▶ [DATA SUPPLIED]:

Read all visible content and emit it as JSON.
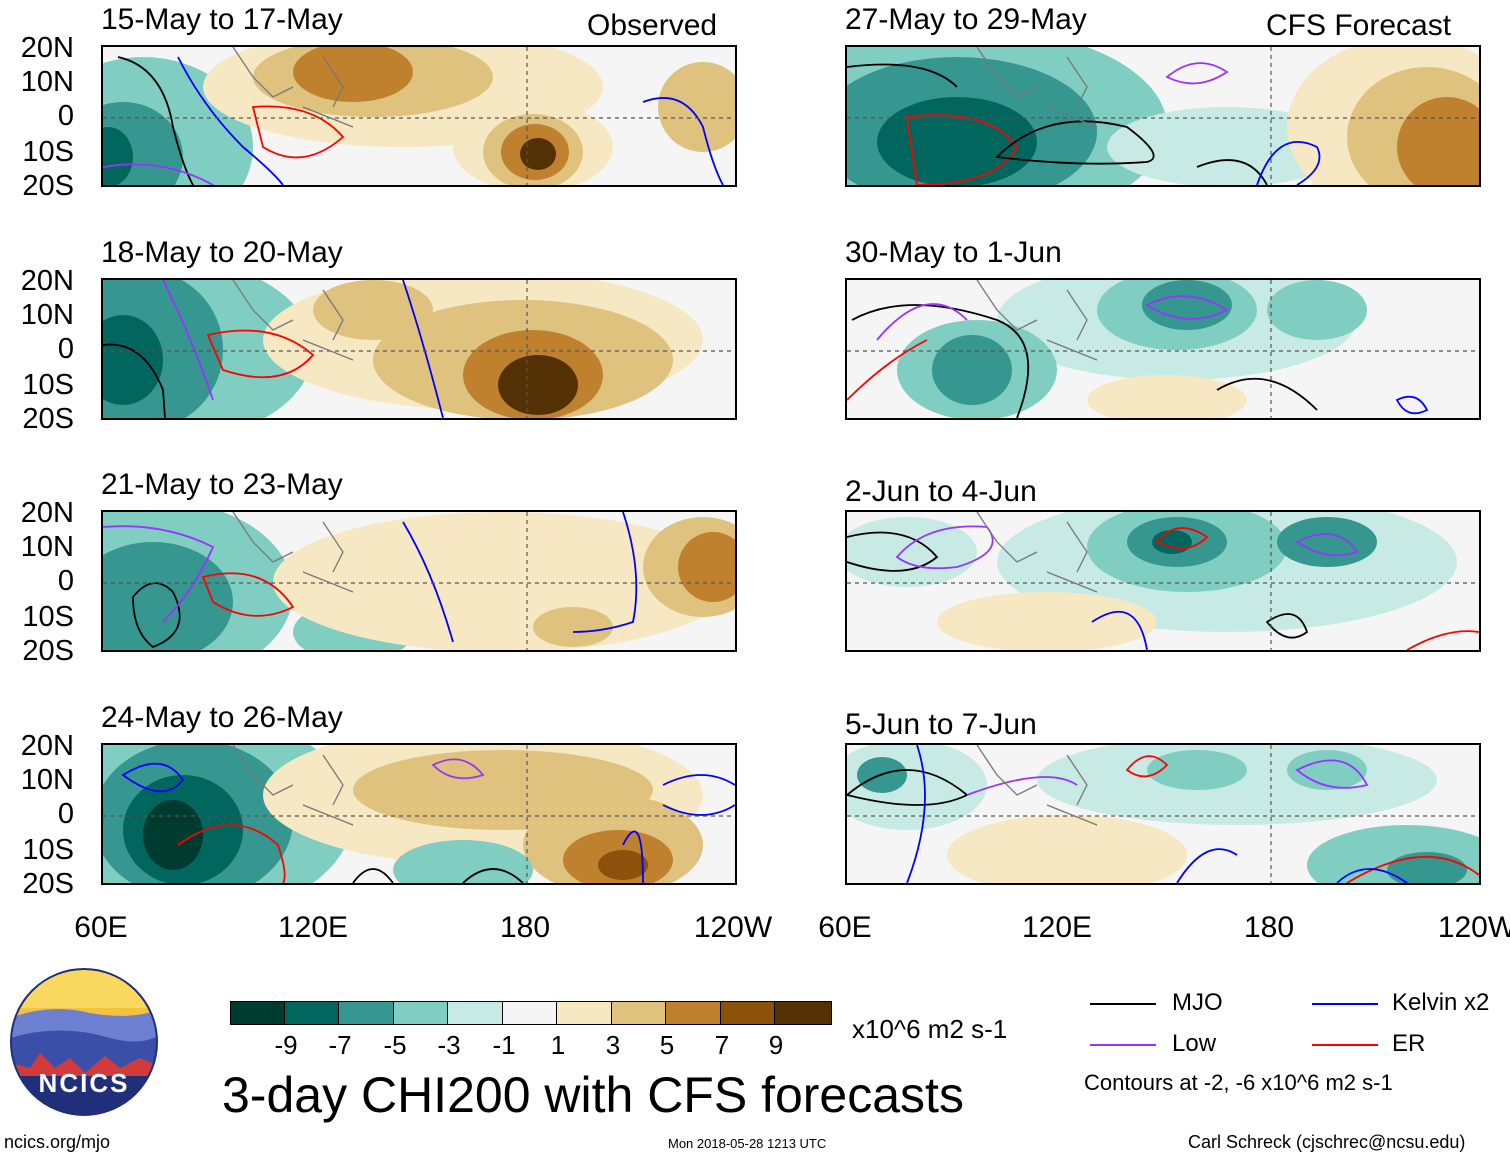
{
  "figure": {
    "title": "3-day CHI200 with CFS forecasts",
    "left_column_label": "Observed",
    "right_column_label": "CFS Forecast",
    "lat_labels": [
      "20N",
      "10N",
      "0",
      "10S",
      "20S"
    ],
    "lon_labels": [
      "60E",
      "120E",
      "180",
      "120W"
    ],
    "panels_left": [
      {
        "title": "15-May to 17-May"
      },
      {
        "title": "18-May to 20-May"
      },
      {
        "title": "21-May to 23-May"
      },
      {
        "title": "24-May to 26-May"
      }
    ],
    "panels_right": [
      {
        "title": "27-May to 29-May"
      },
      {
        "title": "30-May to 1-Jun"
      },
      {
        "title": "2-Jun to 4-Jun"
      },
      {
        "title": "5-Jun to 7-Jun"
      }
    ]
  },
  "colorbar": {
    "unit": "x10^6 m2 s-1",
    "labels": [
      "-9",
      "-7",
      "-5",
      "-3",
      "-1",
      "1",
      "3",
      "5",
      "7",
      "9"
    ],
    "colors": [
      "#003b30",
      "#01665e",
      "#35978f",
      "#80cdc1",
      "#c7eae5",
      "#f5f5f5",
      "#f6e8c3",
      "#dfc27d",
      "#bf812d",
      "#8c510a",
      "#543005"
    ]
  },
  "legend": {
    "items": [
      {
        "label": "MJO",
        "color": "#000000"
      },
      {
        "label": "Kelvin x2",
        "color": "#0000ff"
      },
      {
        "label": "Low",
        "color": "#9933ff"
      },
      {
        "label": "ER",
        "color": "#ff0000"
      }
    ],
    "note": "Contours at -2, -6 x10^6 m2 s-1"
  },
  "footer": {
    "logo_text": "NCICS",
    "url": "ncics.org/mjo",
    "timestamp": "Mon 2018-05-28 1213 UTC",
    "credit": "Carl Schreck (cjschrec@ncsu.edu)"
  }
}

▶ [REQUIRED TASK]:
Copy the material above exactly and drop the pictures.

▶ [WRITTEN ANSWER]:
Read all visible content and emit it as JSON.
{
  "figure": {
    "title": "3-day CHI200 with CFS forecasts",
    "left_column_label": "Observed",
    "right_column_label": "CFS Forecast",
    "lat_labels": [
      "20N",
      "10N",
      "0",
      "10S",
      "20S"
    ],
    "lon_labels": [
      "60E",
      "120E",
      "180",
      "120W"
    ],
    "panels_left": [
      {
        "title": "15-May to 17-May"
      },
      {
        "title": "18-May to 20-May"
      },
      {
        "title": "21-May to 23-May"
      },
      {
        "title": "24-May to 26-May"
      }
    ],
    "panels_right": [
      {
        "title": "27-May to 29-May"
      },
      {
        "title": "30-May to 1-Jun"
      },
      {
        "title": "2-Jun to 4-Jun"
      },
      {
        "title": "5-Jun to 7-Jun"
      }
    ]
  },
  "colorbar": {
    "unit": "x10^6 m2 s-1",
    "labels": [
      "-9",
      "-7",
      "-5",
      "-3",
      "-1",
      "1",
      "3",
      "5",
      "7",
      "9"
    ],
    "colors": [
      "#003b30",
      "#01665e",
      "#35978f",
      "#80cdc1",
      "#c7eae5",
      "#f5f5f5",
      "#f6e8c3",
      "#dfc27d",
      "#bf812d",
      "#8c510a",
      "#543005"
    ]
  },
  "legend": {
    "items": [
      {
        "label": "MJO",
        "color": "#000000"
      },
      {
        "label": "Kelvin x2",
        "color": "#0000ff"
      },
      {
        "label": "Low",
        "color": "#9933ff"
      },
      {
        "label": "ER",
        "color": "#ff0000"
      }
    ],
    "note": "Contours at -2, -6 x10^6 m2 s-1"
  },
  "footer": {
    "logo_text": "NCICS",
    "url": "ncics.org/mjo",
    "timestamp": "Mon 2018-05-28 1213 UTC",
    "credit": "Carl Schreck (cjschrec@ncsu.edu)"
  }
}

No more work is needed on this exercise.